> Entries with figure data:
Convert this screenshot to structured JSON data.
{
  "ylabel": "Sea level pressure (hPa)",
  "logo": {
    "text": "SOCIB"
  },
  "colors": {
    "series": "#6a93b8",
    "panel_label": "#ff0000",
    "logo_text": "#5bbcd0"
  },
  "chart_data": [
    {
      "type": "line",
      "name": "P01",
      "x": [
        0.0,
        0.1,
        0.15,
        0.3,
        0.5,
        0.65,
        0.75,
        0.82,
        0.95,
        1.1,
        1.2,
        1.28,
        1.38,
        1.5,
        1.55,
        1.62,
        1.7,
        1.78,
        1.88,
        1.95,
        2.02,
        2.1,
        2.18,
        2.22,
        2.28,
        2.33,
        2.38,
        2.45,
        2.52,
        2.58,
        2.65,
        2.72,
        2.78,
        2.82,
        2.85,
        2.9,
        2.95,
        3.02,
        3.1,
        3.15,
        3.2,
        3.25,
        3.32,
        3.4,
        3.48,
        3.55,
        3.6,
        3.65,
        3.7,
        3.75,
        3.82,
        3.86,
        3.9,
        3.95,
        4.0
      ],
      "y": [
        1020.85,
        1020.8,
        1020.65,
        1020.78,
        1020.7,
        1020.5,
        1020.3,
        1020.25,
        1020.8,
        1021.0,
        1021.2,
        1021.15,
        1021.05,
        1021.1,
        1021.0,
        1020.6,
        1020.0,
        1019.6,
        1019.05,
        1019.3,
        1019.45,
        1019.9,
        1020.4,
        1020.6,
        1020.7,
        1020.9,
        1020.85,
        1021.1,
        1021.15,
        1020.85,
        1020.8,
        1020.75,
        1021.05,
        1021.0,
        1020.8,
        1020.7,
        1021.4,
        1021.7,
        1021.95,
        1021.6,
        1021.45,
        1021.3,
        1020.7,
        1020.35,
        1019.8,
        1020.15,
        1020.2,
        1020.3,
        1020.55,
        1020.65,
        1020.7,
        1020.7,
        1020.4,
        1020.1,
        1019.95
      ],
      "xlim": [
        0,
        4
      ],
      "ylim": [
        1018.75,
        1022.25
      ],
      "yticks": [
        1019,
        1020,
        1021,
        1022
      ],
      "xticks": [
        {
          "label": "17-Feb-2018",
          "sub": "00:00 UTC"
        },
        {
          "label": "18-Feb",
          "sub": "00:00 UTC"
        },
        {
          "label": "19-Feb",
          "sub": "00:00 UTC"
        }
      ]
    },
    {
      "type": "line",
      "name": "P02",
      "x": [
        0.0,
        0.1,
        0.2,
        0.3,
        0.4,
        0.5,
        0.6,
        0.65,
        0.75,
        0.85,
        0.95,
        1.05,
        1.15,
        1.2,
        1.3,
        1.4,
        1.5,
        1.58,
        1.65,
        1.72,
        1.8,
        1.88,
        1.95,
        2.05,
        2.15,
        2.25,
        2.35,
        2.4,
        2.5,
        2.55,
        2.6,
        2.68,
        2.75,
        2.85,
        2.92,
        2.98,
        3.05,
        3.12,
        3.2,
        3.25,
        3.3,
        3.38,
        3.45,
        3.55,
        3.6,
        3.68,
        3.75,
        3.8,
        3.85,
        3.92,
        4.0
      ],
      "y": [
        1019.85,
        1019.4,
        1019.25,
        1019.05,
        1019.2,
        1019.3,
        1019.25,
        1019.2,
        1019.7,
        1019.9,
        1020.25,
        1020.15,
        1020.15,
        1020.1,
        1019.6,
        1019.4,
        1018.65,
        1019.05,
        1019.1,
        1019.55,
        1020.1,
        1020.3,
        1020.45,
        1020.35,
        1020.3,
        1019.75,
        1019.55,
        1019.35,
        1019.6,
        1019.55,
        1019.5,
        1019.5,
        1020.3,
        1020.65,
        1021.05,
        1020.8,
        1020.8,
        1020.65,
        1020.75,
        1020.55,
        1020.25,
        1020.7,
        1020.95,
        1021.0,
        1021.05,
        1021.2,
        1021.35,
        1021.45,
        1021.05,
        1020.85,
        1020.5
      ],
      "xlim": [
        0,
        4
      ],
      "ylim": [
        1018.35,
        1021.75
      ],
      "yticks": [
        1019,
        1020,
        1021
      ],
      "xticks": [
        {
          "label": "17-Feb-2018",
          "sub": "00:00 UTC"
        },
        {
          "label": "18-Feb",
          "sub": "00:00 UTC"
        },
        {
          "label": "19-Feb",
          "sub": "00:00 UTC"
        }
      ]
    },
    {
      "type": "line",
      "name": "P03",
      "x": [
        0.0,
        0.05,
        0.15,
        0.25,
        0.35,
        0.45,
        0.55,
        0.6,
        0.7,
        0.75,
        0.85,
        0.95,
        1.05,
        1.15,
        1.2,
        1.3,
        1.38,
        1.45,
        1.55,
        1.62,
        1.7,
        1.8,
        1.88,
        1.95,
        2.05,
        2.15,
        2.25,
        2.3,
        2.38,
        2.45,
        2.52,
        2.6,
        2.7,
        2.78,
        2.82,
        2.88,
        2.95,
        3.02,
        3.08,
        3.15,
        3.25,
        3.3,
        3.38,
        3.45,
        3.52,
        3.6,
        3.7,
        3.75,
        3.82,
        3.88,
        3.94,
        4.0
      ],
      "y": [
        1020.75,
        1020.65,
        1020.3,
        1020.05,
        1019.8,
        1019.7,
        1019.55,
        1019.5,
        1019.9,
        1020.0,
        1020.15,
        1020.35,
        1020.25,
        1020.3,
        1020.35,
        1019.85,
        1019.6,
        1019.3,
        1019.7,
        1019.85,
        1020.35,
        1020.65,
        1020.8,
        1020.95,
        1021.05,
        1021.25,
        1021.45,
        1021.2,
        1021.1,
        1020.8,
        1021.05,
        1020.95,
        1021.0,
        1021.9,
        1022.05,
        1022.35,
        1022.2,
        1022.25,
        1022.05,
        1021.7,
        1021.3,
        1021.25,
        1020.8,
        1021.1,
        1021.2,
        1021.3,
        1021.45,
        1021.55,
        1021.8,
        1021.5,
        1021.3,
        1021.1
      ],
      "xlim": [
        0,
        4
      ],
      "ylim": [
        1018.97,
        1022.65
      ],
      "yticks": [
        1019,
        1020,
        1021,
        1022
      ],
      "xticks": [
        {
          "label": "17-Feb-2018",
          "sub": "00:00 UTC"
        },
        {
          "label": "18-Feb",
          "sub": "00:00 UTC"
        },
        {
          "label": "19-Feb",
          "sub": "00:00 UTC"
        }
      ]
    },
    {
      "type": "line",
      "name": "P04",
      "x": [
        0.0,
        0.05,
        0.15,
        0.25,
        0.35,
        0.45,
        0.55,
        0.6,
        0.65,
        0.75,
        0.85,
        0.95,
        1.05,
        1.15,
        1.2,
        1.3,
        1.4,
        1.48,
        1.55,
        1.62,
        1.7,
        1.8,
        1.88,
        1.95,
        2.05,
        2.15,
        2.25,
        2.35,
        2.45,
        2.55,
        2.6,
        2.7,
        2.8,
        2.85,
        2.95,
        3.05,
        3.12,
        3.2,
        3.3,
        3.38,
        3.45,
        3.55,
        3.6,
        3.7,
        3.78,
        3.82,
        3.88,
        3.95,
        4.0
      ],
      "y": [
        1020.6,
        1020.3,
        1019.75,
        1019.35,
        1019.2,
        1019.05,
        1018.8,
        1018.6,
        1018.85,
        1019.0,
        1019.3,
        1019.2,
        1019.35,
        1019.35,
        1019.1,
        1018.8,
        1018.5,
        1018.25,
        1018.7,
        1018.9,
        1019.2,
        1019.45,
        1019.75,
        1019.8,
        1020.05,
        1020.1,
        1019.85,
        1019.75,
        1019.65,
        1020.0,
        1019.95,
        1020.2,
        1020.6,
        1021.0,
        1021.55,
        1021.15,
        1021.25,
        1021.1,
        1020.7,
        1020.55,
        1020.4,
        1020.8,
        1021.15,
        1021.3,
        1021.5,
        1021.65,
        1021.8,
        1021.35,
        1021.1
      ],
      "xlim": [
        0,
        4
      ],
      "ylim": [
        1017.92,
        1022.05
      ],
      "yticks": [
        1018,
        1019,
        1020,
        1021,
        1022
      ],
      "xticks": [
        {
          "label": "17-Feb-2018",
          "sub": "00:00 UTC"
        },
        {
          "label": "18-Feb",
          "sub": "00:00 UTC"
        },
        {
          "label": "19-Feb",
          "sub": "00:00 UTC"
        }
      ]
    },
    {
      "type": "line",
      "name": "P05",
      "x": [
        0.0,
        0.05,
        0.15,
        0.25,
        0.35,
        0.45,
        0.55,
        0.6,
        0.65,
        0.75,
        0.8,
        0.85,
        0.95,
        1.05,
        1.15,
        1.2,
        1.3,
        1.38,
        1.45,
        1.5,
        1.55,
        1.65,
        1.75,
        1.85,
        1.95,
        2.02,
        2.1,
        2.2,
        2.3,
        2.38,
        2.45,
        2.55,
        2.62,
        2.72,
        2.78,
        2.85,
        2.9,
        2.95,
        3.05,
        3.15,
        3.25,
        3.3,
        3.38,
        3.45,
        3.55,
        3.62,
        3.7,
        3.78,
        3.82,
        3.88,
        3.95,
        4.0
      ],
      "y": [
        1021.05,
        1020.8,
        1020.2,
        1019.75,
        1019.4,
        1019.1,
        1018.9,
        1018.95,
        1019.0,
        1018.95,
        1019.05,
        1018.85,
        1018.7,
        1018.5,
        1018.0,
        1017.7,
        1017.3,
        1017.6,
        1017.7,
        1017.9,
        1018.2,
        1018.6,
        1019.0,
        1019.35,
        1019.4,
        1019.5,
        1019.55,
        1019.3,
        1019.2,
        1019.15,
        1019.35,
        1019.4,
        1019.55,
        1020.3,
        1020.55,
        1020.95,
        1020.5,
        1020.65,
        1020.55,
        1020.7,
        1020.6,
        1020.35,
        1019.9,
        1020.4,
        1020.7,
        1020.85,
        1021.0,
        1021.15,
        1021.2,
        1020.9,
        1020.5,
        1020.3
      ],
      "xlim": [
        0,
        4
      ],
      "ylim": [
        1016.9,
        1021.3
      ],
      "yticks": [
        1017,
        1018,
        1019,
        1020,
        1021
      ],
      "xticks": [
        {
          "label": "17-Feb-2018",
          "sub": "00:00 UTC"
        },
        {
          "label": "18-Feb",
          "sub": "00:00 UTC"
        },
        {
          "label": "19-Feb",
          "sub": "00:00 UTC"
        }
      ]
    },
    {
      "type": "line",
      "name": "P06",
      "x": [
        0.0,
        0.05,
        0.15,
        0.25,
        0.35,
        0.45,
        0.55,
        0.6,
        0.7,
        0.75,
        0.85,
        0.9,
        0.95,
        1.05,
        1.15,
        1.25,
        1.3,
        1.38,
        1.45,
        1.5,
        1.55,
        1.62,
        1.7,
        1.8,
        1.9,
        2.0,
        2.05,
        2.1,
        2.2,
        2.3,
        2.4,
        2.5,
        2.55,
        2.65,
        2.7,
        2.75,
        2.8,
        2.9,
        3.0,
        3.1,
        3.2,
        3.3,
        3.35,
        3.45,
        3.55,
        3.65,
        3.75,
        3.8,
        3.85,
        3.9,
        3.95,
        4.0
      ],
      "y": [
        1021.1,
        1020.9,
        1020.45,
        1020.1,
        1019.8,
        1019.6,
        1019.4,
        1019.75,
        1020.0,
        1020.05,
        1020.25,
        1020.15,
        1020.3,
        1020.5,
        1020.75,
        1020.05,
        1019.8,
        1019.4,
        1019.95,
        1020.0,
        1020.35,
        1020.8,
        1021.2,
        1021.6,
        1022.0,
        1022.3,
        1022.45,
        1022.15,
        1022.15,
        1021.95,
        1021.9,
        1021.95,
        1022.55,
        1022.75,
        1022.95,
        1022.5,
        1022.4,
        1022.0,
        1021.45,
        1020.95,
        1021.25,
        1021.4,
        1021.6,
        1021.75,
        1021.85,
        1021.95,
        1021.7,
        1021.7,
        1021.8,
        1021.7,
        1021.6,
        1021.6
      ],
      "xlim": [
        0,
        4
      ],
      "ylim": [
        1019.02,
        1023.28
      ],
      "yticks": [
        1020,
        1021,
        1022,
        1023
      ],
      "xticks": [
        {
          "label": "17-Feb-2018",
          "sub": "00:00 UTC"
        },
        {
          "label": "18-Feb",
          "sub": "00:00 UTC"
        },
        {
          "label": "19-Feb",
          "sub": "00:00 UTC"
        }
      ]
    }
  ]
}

> Work to be completed:
Extract all lines containing the word "name".

> Exercise solution:
      "name": "P01",
      "name": "P02",
      "name": "P03",
      "name": "P04",
      "name": "P05",
      "name": "P06",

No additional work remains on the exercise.